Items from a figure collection
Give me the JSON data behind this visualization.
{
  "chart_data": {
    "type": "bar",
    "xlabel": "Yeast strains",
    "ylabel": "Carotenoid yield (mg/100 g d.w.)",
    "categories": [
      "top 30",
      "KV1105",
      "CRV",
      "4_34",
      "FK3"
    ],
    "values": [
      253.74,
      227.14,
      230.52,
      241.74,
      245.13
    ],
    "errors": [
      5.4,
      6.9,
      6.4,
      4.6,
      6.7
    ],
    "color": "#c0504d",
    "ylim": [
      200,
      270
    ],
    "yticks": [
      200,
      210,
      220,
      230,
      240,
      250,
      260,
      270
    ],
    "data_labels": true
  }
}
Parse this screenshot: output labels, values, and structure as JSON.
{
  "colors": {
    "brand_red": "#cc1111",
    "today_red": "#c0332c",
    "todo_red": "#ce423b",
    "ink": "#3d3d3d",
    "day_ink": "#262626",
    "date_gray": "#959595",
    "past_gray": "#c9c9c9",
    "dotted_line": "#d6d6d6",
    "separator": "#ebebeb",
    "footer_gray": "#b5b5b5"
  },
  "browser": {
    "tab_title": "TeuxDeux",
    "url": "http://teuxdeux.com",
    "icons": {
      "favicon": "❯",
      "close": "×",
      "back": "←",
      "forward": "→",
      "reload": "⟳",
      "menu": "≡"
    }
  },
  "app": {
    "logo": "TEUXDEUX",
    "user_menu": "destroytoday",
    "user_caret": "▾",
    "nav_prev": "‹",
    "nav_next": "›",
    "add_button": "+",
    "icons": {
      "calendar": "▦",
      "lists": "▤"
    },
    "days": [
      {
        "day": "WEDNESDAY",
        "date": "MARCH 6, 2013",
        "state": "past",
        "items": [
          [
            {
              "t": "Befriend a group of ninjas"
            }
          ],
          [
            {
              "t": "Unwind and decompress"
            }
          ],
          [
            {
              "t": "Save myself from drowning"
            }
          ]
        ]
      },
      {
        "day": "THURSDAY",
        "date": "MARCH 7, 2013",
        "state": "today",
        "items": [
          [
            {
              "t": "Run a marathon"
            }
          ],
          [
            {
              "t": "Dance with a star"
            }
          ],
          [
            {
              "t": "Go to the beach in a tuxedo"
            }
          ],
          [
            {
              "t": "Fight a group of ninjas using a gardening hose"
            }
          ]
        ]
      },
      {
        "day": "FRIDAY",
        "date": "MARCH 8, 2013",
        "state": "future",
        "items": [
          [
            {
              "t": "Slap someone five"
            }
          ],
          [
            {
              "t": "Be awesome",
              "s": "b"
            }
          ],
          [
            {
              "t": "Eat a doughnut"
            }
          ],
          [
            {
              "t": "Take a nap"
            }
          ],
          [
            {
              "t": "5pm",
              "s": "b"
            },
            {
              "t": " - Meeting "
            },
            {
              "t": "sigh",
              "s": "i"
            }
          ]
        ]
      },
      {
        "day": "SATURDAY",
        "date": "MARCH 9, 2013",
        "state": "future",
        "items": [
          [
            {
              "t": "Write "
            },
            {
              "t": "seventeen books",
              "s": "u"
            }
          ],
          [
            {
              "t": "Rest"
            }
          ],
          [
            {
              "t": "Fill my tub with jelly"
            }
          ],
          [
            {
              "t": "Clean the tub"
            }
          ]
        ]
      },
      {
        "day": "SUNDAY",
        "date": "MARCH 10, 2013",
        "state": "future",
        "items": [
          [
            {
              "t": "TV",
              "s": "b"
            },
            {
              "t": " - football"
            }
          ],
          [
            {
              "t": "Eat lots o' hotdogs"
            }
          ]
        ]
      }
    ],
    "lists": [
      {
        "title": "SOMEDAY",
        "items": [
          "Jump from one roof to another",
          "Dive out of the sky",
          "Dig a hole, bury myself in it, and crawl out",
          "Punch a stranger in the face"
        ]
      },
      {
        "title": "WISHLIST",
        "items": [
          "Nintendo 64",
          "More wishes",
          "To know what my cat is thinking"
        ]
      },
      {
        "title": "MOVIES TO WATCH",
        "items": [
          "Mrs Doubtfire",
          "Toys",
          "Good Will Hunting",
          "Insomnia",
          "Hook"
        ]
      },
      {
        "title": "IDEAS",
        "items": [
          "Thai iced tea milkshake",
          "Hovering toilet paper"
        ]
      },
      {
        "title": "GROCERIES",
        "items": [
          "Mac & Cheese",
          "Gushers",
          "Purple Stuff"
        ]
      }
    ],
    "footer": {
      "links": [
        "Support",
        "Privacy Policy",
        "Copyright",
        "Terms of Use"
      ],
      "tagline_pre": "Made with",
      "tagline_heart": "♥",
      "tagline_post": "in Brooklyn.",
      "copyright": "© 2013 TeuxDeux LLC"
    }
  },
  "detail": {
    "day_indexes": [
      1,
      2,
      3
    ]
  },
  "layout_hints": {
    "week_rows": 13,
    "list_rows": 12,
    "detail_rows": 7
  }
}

■ **GIVEN INSTRUCTION**:
Copy each entry exactly, with nothing added or dropped.

■ **RESPONSE TO THE EXERCISE**:
Give me the JSON data behind this visualization.
{
  "chart_data": {
    "type": "bar",
    "xlabel": "Yeast strains",
    "ylabel": "Carotenoid yield (mg/100 g d.w.)",
    "categories": [
      "top 30",
      "KV1105",
      "CRV",
      "4_34",
      "FK3"
    ],
    "values": [
      253.74,
      227.14,
      230.52,
      241.74,
      245.13
    ],
    "errors": [
      5.4,
      6.9,
      6.4,
      4.6,
      6.7
    ],
    "color": "#c0504d",
    "ylim": [
      200,
      270
    ],
    "yticks": [
      200,
      210,
      220,
      230,
      240,
      250,
      260,
      270
    ],
    "data_labels": true
  }
}
Parse this screenshot: output labels, values, and structure as JSON.
{
  "colors": {
    "brand_red": "#cc1111",
    "today_red": "#c0332c",
    "todo_red": "#ce423b",
    "ink": "#3d3d3d",
    "day_ink": "#262626",
    "date_gray": "#959595",
    "past_gray": "#c9c9c9",
    "dotted_line": "#d6d6d6",
    "separator": "#ebebeb",
    "footer_gray": "#b5b5b5"
  },
  "browser": {
    "tab_title": "TeuxDeux",
    "url": "http://teuxdeux.com",
    "icons": {
      "favicon": "❯",
      "close": "×",
      "back": "←",
      "forward": "→",
      "reload": "⟳",
      "menu": "≡"
    }
  },
  "app": {
    "logo": "TEUXDEUX",
    "user_menu": "destroytoday",
    "user_caret": "▾",
    "nav_prev": "‹",
    "nav_next": "›",
    "add_button": "+",
    "icons": {
      "calendar": "▦",
      "lists": "▤"
    },
    "days": [
      {
        "day": "WEDNESDAY",
        "date": "MARCH 6, 2013",
        "state": "past",
        "items": [
          [
            {
              "t": "Befriend a group of ninjas"
            }
          ],
          [
            {
              "t": "Unwind and decompress"
            }
          ],
          [
            {
              "t": "Save myself from drowning"
            }
          ]
        ]
      },
      {
        "day": "THURSDAY",
        "date": "MARCH 7, 2013",
        "state": "today",
        "items": [
          [
            {
              "t": "Run a marathon"
            }
          ],
          [
            {
              "t": "Dance with a star"
            }
          ],
          [
            {
              "t": "Go to the beach in a tuxedo"
            }
          ],
          [
            {
              "t": "Fight a group of ninjas using a gardening hose"
            }
          ]
        ]
      },
      {
        "day": "FRIDAY",
        "date": "MARCH 8, 2013",
        "state": "future",
        "items": [
          [
            {
              "t": "Slap someone five"
            }
          ],
          [
            {
              "t": "Be awesome",
              "s": "b"
            }
          ],
          [
            {
              "t": "Eat a doughnut"
            }
          ],
          [
            {
              "t": "Take a nap"
            }
          ],
          [
            {
              "t": "5pm",
              "s": "b"
            },
            {
              "t": " - Meeting "
            },
            {
              "t": "sigh",
              "s": "i"
            }
          ]
        ]
      },
      {
        "day": "SATURDAY",
        "date": "MARCH 9, 2013",
        "state": "future",
        "items": [
          [
            {
              "t": "Write "
            },
            {
              "t": "seventeen books",
              "s": "u"
            }
          ],
          [
            {
              "t": "Rest"
            }
          ],
          [
            {
              "t": "Fill my tub with jelly"
            }
          ],
          [
            {
              "t": "Clean the tub"
            }
          ]
        ]
      },
      {
        "day": "SUNDAY",
        "date": "MARCH 10, 2013",
        "state": "future",
        "items": [
          [
            {
              "t": "TV",
              "s": "b"
            },
            {
              "t": " - football"
            }
          ],
          [
            {
              "t": "Eat lots o' hotdogs"
            }
          ]
        ]
      }
    ],
    "lists": [
      {
        "title": "SOMEDAY",
        "items": [
          "Jump from one roof to another",
          "Dive out of the sky",
          "Dig a hole, bury myself in it, and crawl out",
          "Punch a stranger in the face"
        ]
      },
      {
        "title": "WISHLIST",
        "items": [
          "Nintendo 64",
          "More wishes",
          "To know what my cat is thinking"
        ]
      },
      {
        "title": "MOVIES TO WATCH",
        "items": [
          "Mrs Doubtfire",
          "Toys",
          "Good Will Hunting",
          "Insomnia",
          "Hook"
        ]
      },
      {
        "title": "IDEAS",
        "items": [
          "Thai iced tea milkshake",
          "Hovering toilet paper"
        ]
      },
      {
        "title": "GROCERIES",
        "items": [
          "Mac & Cheese",
          "Gushers",
          "Purple Stuff"
        ]
      }
    ],
    "footer": {
      "links": [
        "Support",
        "Privacy Policy",
        "Copyright",
        "Terms of Use"
      ],
      "tagline_pre": "Made with",
      "tagline_heart": "♥",
      "tagline_post": "in Brooklyn.",
      "copyright": "© 2013 TeuxDeux LLC"
    }
  },
  "detail": {
    "day_indexes": [
      1,
      2,
      3
    ]
  },
  "layout_hints": {
    "week_rows": 13,
    "list_rows": 12,
    "detail_rows": 7
  }
}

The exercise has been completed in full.